Can you quote the records below in full, word for word?

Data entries

— Start —

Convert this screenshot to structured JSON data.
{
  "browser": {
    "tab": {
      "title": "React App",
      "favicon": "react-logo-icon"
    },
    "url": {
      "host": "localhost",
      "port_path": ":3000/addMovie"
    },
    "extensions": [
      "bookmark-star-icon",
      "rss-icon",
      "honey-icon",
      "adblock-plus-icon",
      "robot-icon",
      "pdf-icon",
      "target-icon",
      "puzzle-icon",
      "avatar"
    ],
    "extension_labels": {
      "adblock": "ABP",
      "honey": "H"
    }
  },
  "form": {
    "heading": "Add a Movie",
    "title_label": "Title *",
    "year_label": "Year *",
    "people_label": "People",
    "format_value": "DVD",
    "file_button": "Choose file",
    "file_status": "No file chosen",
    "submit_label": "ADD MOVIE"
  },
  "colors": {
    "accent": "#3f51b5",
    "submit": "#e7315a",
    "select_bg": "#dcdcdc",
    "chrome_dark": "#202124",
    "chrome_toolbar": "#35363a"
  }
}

— End —

## The solution
Convert this screenshot to structured JSON data.
{
  "browser": {
    "tab": {
      "title": "React App",
      "favicon": "react-logo-icon"
    },
    "url": {
      "host": "localhost",
      "port_path": ":3000/addMovie"
    },
    "extensions": [
      "bookmark-star-icon",
      "rss-icon",
      "honey-icon",
      "adblock-plus-icon",
      "robot-icon",
      "pdf-icon",
      "target-icon",
      "puzzle-icon",
      "avatar"
    ],
    "extension_labels": {
      "adblock": "ABP",
      "honey": "H"
    }
  },
  "form": {
    "heading": "Add a Movie",
    "title_label": "Title *",
    "year_label": "Year *",
    "people_label": "People",
    "format_value": "DVD",
    "file_button": "Choose file",
    "file_status": "No file chosen",
    "submit_label": "ADD MOVIE"
  },
  "colors": {
    "accent": "#3f51b5",
    "submit": "#e7315a",
    "select_bg": "#dcdcdc",
    "chrome_dark": "#202124",
    "chrome_toolbar": "#35363a"
  }
}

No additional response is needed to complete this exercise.